#### [Task statement]
Return each of the entries below word for word.

[Stored items]
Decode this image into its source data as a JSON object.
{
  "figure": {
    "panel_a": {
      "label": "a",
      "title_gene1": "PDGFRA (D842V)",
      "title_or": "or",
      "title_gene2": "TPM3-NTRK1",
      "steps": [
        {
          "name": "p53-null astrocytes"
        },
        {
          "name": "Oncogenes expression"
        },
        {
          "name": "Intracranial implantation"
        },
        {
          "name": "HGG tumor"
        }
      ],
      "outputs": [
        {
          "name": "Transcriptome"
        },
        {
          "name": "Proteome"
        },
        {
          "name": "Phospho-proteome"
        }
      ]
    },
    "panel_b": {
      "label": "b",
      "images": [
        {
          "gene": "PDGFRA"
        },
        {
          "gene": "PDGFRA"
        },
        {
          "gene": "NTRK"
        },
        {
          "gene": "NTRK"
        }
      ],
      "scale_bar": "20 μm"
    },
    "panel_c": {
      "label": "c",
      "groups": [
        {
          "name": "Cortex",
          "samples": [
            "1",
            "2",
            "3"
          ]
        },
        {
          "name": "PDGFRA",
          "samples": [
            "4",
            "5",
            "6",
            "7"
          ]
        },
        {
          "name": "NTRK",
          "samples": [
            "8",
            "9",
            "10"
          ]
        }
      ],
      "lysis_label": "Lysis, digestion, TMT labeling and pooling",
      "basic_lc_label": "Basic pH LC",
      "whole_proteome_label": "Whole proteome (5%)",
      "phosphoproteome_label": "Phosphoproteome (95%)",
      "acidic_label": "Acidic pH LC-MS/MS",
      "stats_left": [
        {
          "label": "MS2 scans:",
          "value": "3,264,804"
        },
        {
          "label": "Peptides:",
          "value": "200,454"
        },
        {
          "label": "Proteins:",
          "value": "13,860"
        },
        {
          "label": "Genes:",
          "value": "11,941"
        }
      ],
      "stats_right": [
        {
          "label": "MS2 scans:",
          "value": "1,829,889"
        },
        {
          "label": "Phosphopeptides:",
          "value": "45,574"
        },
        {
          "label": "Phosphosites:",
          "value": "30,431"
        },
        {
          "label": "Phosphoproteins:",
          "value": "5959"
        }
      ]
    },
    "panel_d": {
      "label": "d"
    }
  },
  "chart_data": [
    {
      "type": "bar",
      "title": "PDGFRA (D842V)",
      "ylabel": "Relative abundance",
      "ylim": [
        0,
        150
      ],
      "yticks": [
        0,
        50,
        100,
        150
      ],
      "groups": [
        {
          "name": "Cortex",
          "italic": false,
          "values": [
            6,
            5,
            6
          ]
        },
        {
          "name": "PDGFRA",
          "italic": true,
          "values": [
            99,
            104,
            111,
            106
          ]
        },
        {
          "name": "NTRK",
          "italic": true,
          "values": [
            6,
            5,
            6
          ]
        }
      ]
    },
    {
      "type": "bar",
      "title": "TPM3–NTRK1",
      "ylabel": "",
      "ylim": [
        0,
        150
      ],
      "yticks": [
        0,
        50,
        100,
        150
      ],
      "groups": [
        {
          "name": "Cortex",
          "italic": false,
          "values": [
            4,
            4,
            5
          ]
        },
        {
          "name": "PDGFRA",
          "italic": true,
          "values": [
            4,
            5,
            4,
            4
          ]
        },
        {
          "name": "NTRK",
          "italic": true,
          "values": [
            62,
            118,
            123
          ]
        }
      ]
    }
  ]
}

#### [Response to the exercise]
Decode this image into its source data as a JSON object.
{
  "figure": {
    "panel_a": {
      "label": "a",
      "title_gene1": "PDGFRA (D842V)",
      "title_or": "or",
      "title_gene2": "TPM3-NTRK1",
      "steps": [
        {
          "name": "p53-null astrocytes"
        },
        {
          "name": "Oncogenes expression"
        },
        {
          "name": "Intracranial implantation"
        },
        {
          "name": "HGG tumor"
        }
      ],
      "outputs": [
        {
          "name": "Transcriptome"
        },
        {
          "name": "Proteome"
        },
        {
          "name": "Phospho-proteome"
        }
      ]
    },
    "panel_b": {
      "label": "b",
      "images": [
        {
          "gene": "PDGFRA"
        },
        {
          "gene": "PDGFRA"
        },
        {
          "gene": "NTRK"
        },
        {
          "gene": "NTRK"
        }
      ],
      "scale_bar": "20 μm"
    },
    "panel_c": {
      "label": "c",
      "groups": [
        {
          "name": "Cortex",
          "samples": [
            "1",
            "2",
            "3"
          ]
        },
        {
          "name": "PDGFRA",
          "samples": [
            "4",
            "5",
            "6",
            "7"
          ]
        },
        {
          "name": "NTRK",
          "samples": [
            "8",
            "9",
            "10"
          ]
        }
      ],
      "lysis_label": "Lysis, digestion, TMT labeling and pooling",
      "basic_lc_label": "Basic pH LC",
      "whole_proteome_label": "Whole proteome (5%)",
      "phosphoproteome_label": "Phosphoproteome (95%)",
      "acidic_label": "Acidic pH LC-MS/MS",
      "stats_left": [
        {
          "label": "MS2 scans:",
          "value": "3,264,804"
        },
        {
          "label": "Peptides:",
          "value": "200,454"
        },
        {
          "label": "Proteins:",
          "value": "13,860"
        },
        {
          "label": "Genes:",
          "value": "11,941"
        }
      ],
      "stats_right": [
        {
          "label": "MS2 scans:",
          "value": "1,829,889"
        },
        {
          "label": "Phosphopeptides:",
          "value": "45,574"
        },
        {
          "label": "Phosphosites:",
          "value": "30,431"
        },
        {
          "label": "Phosphoproteins:",
          "value": "5959"
        }
      ]
    },
    "panel_d": {
      "label": "d"
    }
  },
  "chart_data": [
    {
      "type": "bar",
      "title": "PDGFRA (D842V)",
      "ylabel": "Relative abundance",
      "ylim": [
        0,
        150
      ],
      "yticks": [
        0,
        50,
        100,
        150
      ],
      "groups": [
        {
          "name": "Cortex",
          "italic": false,
          "values": [
            6,
            5,
            6
          ]
        },
        {
          "name": "PDGFRA",
          "italic": true,
          "values": [
            99,
            104,
            111,
            106
          ]
        },
        {
          "name": "NTRK",
          "italic": true,
          "values": [
            6,
            5,
            6
          ]
        }
      ]
    },
    {
      "type": "bar",
      "title": "TPM3–NTRK1",
      "ylabel": "",
      "ylim": [
        0,
        150
      ],
      "yticks": [
        0,
        50,
        100,
        150
      ],
      "groups": [
        {
          "name": "Cortex",
          "italic": false,
          "values": [
            4,
            4,
            5
          ]
        },
        {
          "name": "PDGFRA",
          "italic": true,
          "values": [
            4,
            5,
            4,
            4
          ]
        },
        {
          "name": "NTRK",
          "italic": true,
          "values": [
            62,
            118,
            123
          ]
        }
      ]
    }
  ]
}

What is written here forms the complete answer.